● Do this: Pictures stay out of the copy; restate everything else in the material exactly.

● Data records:
● ● ● ● ●

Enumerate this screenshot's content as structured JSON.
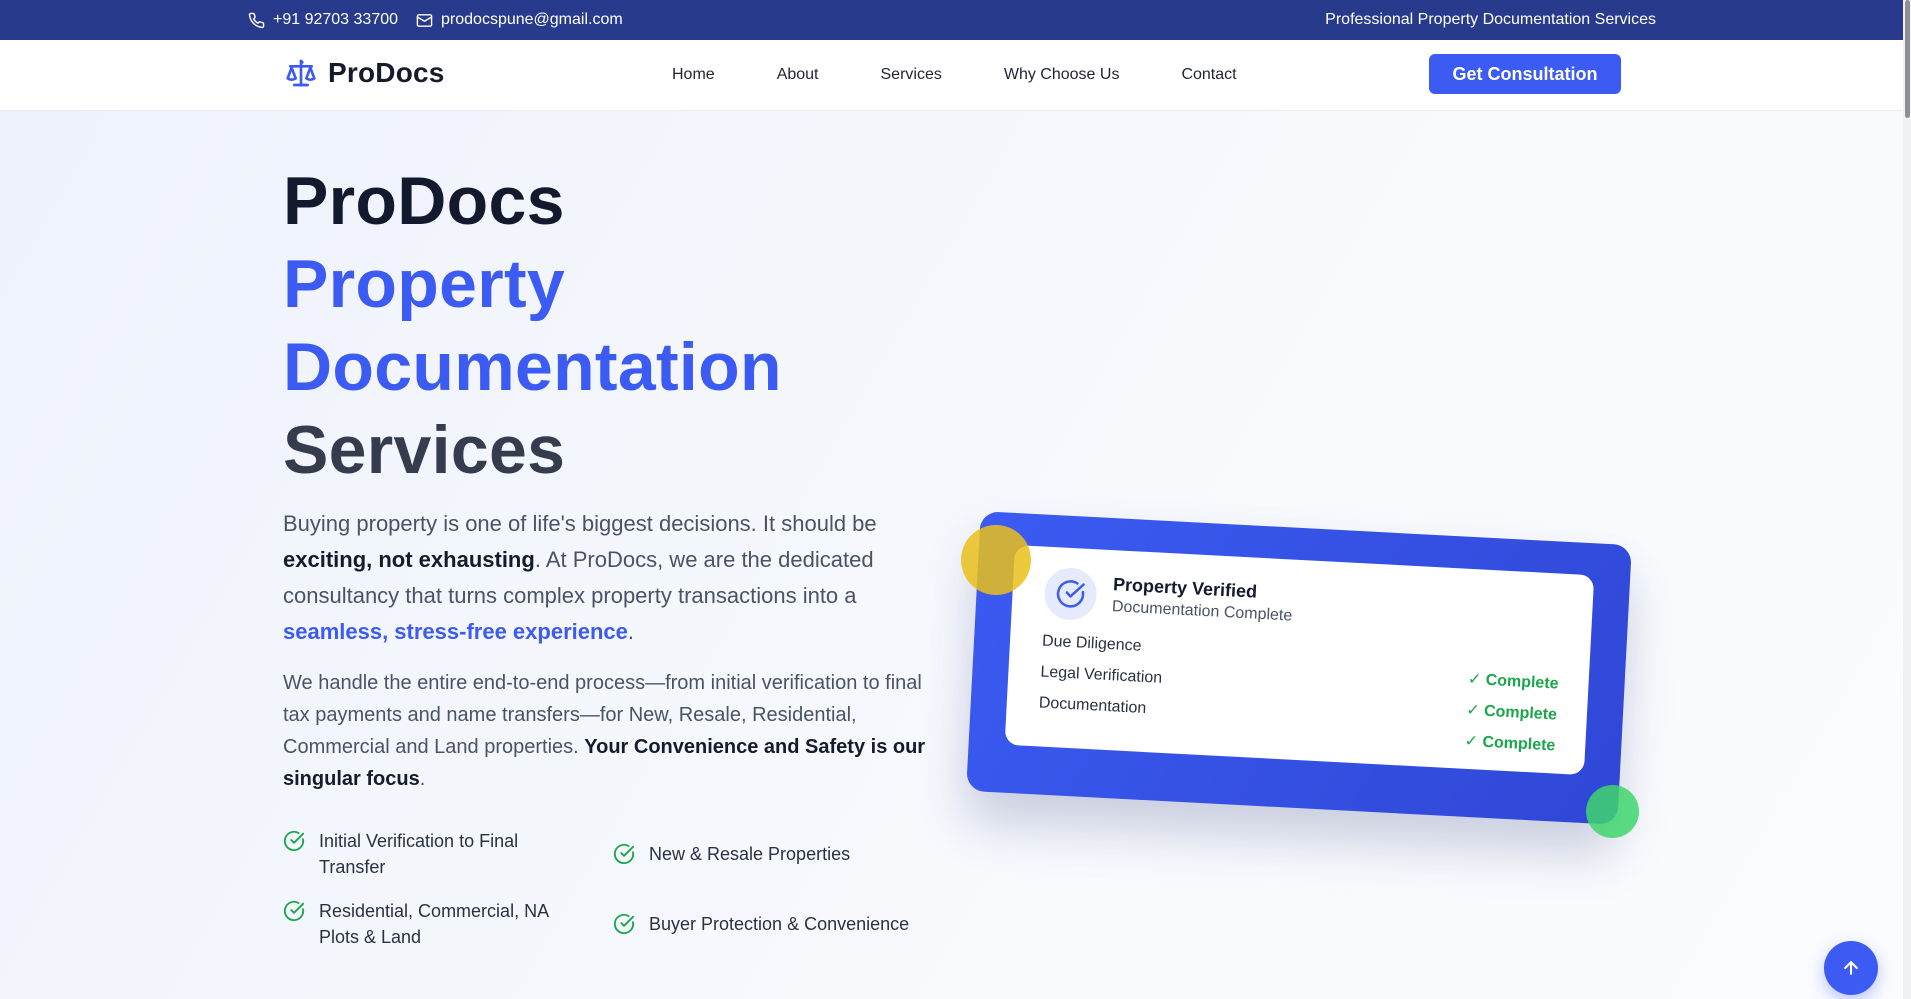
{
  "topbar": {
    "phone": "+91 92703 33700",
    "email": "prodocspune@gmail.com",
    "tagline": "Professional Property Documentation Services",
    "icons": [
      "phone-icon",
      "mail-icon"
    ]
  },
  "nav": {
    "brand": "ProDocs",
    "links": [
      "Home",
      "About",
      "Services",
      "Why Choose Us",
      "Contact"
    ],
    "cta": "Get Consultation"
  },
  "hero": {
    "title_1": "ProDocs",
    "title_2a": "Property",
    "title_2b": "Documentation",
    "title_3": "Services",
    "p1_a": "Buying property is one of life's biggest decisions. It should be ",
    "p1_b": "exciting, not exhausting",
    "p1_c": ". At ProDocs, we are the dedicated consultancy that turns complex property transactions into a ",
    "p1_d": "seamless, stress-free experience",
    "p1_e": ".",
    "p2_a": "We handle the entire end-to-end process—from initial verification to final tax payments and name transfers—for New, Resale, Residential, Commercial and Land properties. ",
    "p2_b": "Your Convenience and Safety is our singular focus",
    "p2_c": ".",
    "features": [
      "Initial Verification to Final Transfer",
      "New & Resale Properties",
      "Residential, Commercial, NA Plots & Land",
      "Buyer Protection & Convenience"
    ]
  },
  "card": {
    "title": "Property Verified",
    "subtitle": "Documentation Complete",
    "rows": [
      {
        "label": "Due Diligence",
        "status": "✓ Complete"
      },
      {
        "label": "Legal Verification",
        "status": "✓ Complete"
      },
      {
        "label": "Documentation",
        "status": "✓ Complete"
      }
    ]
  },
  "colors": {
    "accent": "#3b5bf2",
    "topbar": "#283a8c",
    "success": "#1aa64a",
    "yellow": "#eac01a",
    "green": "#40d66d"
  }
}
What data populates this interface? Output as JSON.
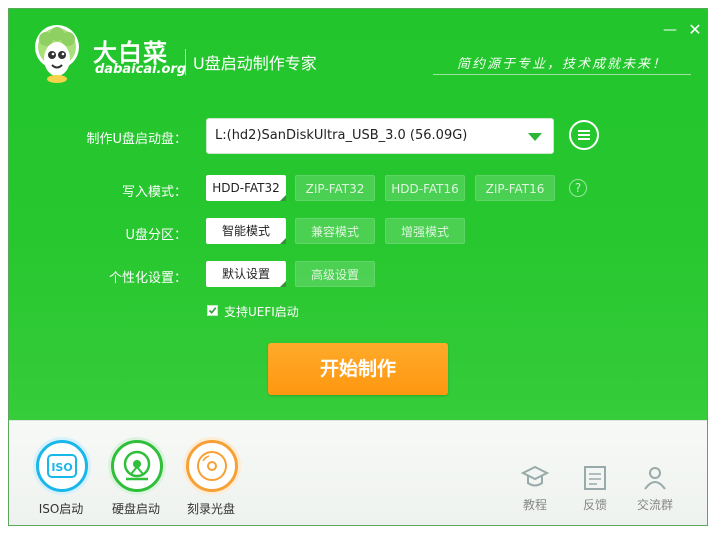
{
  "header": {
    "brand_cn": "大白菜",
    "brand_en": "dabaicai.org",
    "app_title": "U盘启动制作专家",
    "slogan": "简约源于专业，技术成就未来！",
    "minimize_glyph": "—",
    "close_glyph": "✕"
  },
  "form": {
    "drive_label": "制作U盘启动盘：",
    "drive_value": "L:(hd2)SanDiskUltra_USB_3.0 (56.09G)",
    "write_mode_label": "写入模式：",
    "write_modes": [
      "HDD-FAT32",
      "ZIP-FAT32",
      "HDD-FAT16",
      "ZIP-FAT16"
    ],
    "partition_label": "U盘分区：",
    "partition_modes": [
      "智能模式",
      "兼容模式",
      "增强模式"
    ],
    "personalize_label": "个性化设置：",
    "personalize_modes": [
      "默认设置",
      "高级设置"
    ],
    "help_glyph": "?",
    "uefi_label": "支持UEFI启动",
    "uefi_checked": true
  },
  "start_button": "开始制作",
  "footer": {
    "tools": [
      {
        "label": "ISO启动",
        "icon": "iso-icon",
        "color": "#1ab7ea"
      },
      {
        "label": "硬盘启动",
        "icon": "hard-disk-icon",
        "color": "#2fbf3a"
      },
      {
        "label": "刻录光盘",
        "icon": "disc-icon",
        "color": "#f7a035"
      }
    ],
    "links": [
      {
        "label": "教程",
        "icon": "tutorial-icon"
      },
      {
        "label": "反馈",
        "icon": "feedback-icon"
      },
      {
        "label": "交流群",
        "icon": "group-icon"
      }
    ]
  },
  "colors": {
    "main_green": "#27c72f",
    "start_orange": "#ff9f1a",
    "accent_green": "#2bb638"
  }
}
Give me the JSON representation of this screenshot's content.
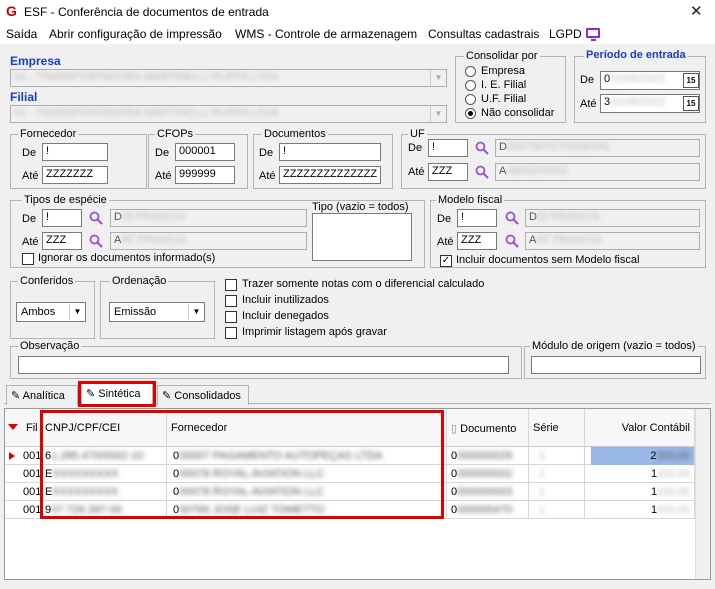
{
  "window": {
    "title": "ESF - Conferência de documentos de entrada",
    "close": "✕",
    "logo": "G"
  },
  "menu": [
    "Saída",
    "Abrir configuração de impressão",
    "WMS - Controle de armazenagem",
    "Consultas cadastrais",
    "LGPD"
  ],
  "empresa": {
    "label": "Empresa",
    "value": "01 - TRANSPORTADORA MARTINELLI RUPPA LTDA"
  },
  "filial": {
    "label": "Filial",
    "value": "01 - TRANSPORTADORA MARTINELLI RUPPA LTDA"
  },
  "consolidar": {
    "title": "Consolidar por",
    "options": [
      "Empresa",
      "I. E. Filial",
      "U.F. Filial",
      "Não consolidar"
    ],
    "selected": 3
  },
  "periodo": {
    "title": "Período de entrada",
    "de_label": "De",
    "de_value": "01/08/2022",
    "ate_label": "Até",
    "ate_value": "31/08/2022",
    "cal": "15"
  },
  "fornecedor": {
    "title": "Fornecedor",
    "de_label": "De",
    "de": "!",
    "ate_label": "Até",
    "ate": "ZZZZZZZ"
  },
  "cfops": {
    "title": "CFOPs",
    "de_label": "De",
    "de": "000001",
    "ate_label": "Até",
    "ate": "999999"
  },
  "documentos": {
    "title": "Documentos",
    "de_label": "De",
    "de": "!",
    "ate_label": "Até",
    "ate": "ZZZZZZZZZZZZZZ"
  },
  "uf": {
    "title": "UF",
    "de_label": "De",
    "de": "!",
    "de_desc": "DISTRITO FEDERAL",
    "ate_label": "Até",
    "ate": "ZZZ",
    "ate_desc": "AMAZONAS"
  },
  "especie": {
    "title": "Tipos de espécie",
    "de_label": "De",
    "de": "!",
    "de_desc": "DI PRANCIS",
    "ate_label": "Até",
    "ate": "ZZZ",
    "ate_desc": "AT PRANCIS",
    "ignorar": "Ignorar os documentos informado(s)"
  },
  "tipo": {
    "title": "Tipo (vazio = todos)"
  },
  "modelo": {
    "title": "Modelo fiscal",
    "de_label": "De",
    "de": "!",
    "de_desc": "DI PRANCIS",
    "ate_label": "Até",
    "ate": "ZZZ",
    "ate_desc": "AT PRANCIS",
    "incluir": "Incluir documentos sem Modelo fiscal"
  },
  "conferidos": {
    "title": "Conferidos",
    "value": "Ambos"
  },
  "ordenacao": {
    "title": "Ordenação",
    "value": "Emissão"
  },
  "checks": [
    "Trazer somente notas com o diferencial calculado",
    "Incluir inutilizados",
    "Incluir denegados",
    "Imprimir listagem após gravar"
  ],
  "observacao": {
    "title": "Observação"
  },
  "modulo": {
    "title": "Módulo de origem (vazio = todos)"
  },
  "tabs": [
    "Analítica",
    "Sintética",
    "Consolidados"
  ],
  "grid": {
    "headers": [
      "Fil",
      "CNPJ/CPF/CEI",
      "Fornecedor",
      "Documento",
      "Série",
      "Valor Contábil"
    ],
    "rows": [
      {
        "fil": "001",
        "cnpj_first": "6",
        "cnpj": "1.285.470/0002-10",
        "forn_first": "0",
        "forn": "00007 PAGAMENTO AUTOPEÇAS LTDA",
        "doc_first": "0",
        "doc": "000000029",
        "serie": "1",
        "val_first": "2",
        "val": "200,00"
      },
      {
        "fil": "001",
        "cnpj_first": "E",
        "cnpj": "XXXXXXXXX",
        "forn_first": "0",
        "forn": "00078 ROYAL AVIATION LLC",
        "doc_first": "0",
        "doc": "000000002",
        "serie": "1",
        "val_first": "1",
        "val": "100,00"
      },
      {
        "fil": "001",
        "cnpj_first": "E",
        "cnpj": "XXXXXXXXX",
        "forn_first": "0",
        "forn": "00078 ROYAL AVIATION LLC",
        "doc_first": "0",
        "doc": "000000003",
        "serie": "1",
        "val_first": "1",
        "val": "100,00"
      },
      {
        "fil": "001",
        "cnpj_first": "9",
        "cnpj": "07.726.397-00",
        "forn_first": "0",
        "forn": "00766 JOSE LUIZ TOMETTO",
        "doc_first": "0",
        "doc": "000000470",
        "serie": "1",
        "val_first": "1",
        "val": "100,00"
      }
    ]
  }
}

● ● ● ● ●

● Final result:
Enumerate this screenshot's content as structured JSON.
{
  "topbar": {
    "phone": "+91 92703 33700",
    "email": "prodocspune@gmail.com",
    "tagline": "Professional Property Documentation Services",
    "icons": [
      "phone-icon",
      "mail-icon"
    ]
  },
  "nav": {
    "brand": "ProDocs",
    "links": [
      "Home",
      "About",
      "Services",
      "Why Choose Us",
      "Contact"
    ],
    "cta": "Get Consultation"
  },
  "hero": {
    "title_1": "ProDocs",
    "title_2a": "Property",
    "title_2b": "Documentation",
    "title_3": "Services",
    "p1_a": "Buying property is one of life's biggest decisions. It should be ",
    "p1_b": "exciting, not exhausting",
    "p1_c": ". At ProDocs, we are the dedicated consultancy that turns complex property transactions into a ",
    "p1_d": "seamless, stress-free experience",
    "p1_e": ".",
    "p2_a": "We handle the entire end-to-end process—from initial verification to final tax payments and name transfers—for New, Resale, Residential, Commercial and Land properties. ",
    "p2_b": "Your Convenience and Safety is our singular focus",
    "p2_c": ".",
    "features": [
      "Initial Verification to Final Transfer",
      "New & Resale Properties",
      "Residential, Commercial, NA Plots & Land",
      "Buyer Protection & Convenience"
    ]
  },
  "card": {
    "title": "Property Verified",
    "subtitle": "Documentation Complete",
    "rows": [
      {
        "label": "Due Diligence",
        "status": "✓ Complete"
      },
      {
        "label": "Legal Verification",
        "status": "✓ Complete"
      },
      {
        "label": "Documentation",
        "status": "✓ Complete"
      }
    ]
  },
  "colors": {
    "accent": "#3b5bf2",
    "topbar": "#283a8c",
    "success": "#1aa64a",
    "yellow": "#eac01a",
    "green": "#40d66d"
  }
}
What data populates this interface? Output as JSON.
{
  "header": {
    "brand_cn": "大白菜",
    "brand_en": "dabaicai.org",
    "app_title": "U盘启动制作专家",
    "slogan": "简约源于专业，技术成就未来！",
    "minimize_glyph": "—",
    "close_glyph": "✕"
  },
  "form": {
    "drive_label": "制作U盘启动盘：",
    "drive_value": "L:(hd2)SanDiskUltra_USB_3.0 (56.09G)",
    "write_mode_label": "写入模式：",
    "write_modes": [
      "HDD-FAT32",
      "ZIP-FAT32",
      "HDD-FAT16",
      "ZIP-FAT16"
    ],
    "partition_label": "U盘分区：",
    "partition_modes": [
      "智能模式",
      "兼容模式",
      "增强模式"
    ],
    "personalize_label": "个性化设置：",
    "personalize_modes": [
      "默认设置",
      "高级设置"
    ],
    "help_glyph": "?",
    "uefi_label": "支持UEFI启动",
    "uefi_checked": true
  },
  "start_button": "开始制作",
  "footer": {
    "tools": [
      {
        "label": "ISO启动",
        "icon": "iso-icon",
        "color": "#1ab7ea"
      },
      {
        "label": "硬盘启动",
        "icon": "hard-disk-icon",
        "color": "#2fbf3a"
      },
      {
        "label": "刻录光盘",
        "icon": "disc-icon",
        "color": "#f7a035"
      }
    ],
    "links": [
      {
        "label": "教程",
        "icon": "tutorial-icon"
      },
      {
        "label": "反馈",
        "icon": "feedback-icon"
      },
      {
        "label": "交流群",
        "icon": "group-icon"
      }
    ]
  },
  "colors": {
    "main_green": "#27c72f",
    "start_orange": "#ff9f1a",
    "accent_green": "#2bb638"
  }
}
Give me the JSON representation of this screenshot's content.
{
  "window": {
    "title": "ESF - Conferência de documentos de entrada",
    "close": "✕",
    "logo": "G"
  },
  "menu": [
    "Saída",
    "Abrir configuração de impressão",
    "WMS - Controle de armazenagem",
    "Consultas cadastrais",
    "LGPD"
  ],
  "empresa": {
    "label": "Empresa",
    "value": "01 - TRANSPORTADORA MARTINELLI RUPPA LTDA"
  },
  "filial": {
    "label": "Filial",
    "value": "01 - TRANSPORTADORA MARTINELLI RUPPA LTDA"
  },
  "consolidar": {
    "title": "Consolidar por",
    "options": [
      "Empresa",
      "I. E. Filial",
      "U.F. Filial",
      "Não consolidar"
    ],
    "selected": 3
  },
  "periodo": {
    "title": "Período de entrada",
    "de_label": "De",
    "de_value": "01/08/2022",
    "ate_label": "Até",
    "ate_value": "31/08/2022",
    "cal": "15"
  },
  "fornecedor": {
    "title": "Fornecedor",
    "de_label": "De",
    "de": "!",
    "ate_label": "Até",
    "ate": "ZZZZZZZ"
  },
  "cfops": {
    "title": "CFOPs",
    "de_label": "De",
    "de": "000001",
    "ate_label": "Até",
    "ate": "999999"
  },
  "documentos": {
    "title": "Documentos",
    "de_label": "De",
    "de": "!",
    "ate_label": "Até",
    "ate": "ZZZZZZZZZZZZZZ"
  },
  "uf": {
    "title": "UF",
    "de_label": "De",
    "de": "!",
    "de_desc": "DISTRITO FEDERAL",
    "ate_label": "Até",
    "ate": "ZZZ",
    "ate_desc": "AMAZONAS"
  },
  "especie": {
    "title": "Tipos de espécie",
    "de_label": "De",
    "de": "!",
    "de_desc": "DI PRANCIS",
    "ate_label": "Até",
    "ate": "ZZZ",
    "ate_desc": "AT PRANCIS",
    "ignorar": "Ignorar os documentos informado(s)"
  },
  "tipo": {
    "title": "Tipo (vazio = todos)"
  },
  "modelo": {
    "title": "Modelo fiscal",
    "de_label": "De",
    "de": "!",
    "de_desc": "DI PRANCIS",
    "ate_label": "Até",
    "ate": "ZZZ",
    "ate_desc": "AT PRANCIS",
    "incluir": "Incluir documentos sem Modelo fiscal"
  },
  "conferidos": {
    "title": "Conferidos",
    "value": "Ambos"
  },
  "ordenacao": {
    "title": "Ordenação",
    "value": "Emissão"
  },
  "checks": [
    "Trazer somente notas com o diferencial calculado",
    "Incluir inutilizados",
    "Incluir denegados",
    "Imprimir listagem após gravar"
  ],
  "observacao": {
    "title": "Observação"
  },
  "modulo": {
    "title": "Módulo de origem (vazio = todos)"
  },
  "tabs": [
    "Analítica",
    "Sintética",
    "Consolidados"
  ],
  "grid": {
    "headers": [
      "Fil",
      "CNPJ/CPF/CEI",
      "Fornecedor",
      "Documento",
      "Série",
      "Valor Contábil"
    ],
    "rows": [
      {
        "fil": "001",
        "cnpj_first": "6",
        "cnpj": "1.285.470/0002-10",
        "forn_first": "0",
        "forn": "00007 PAGAMENTO AUTOPEÇAS LTDA",
        "doc_first": "0",
        "doc": "000000029",
        "serie": "1",
        "val_first": "2",
        "val": "200,00"
      },
      {
        "fil": "001",
        "cnpj_first": "E",
        "cnpj": "XXXXXXXXX",
        "forn_first": "0",
        "forn": "00078 ROYAL AVIATION LLC",
        "doc_first": "0",
        "doc": "000000002",
        "serie": "1",
        "val_first": "1",
        "val": "100,00"
      },
      {
        "fil": "001",
        "cnpj_first": "E",
        "cnpj": "XXXXXXXXX",
        "forn_first": "0",
        "forn": "00078 ROYAL AVIATION LLC",
        "doc_first": "0",
        "doc": "000000003",
        "serie": "1",
        "val_first": "1",
        "val": "100,00"
      },
      {
        "fil": "001",
        "cnpj_first": "9",
        "cnpj": "07.726.397-00",
        "forn_first": "0",
        "forn": "00766 JOSE LUIZ TOMETTO",
        "doc_first": "0",
        "doc": "000000470",
        "serie": "1",
        "val_first": "1",
        "val": "100,00"
      }
    ]
  }
}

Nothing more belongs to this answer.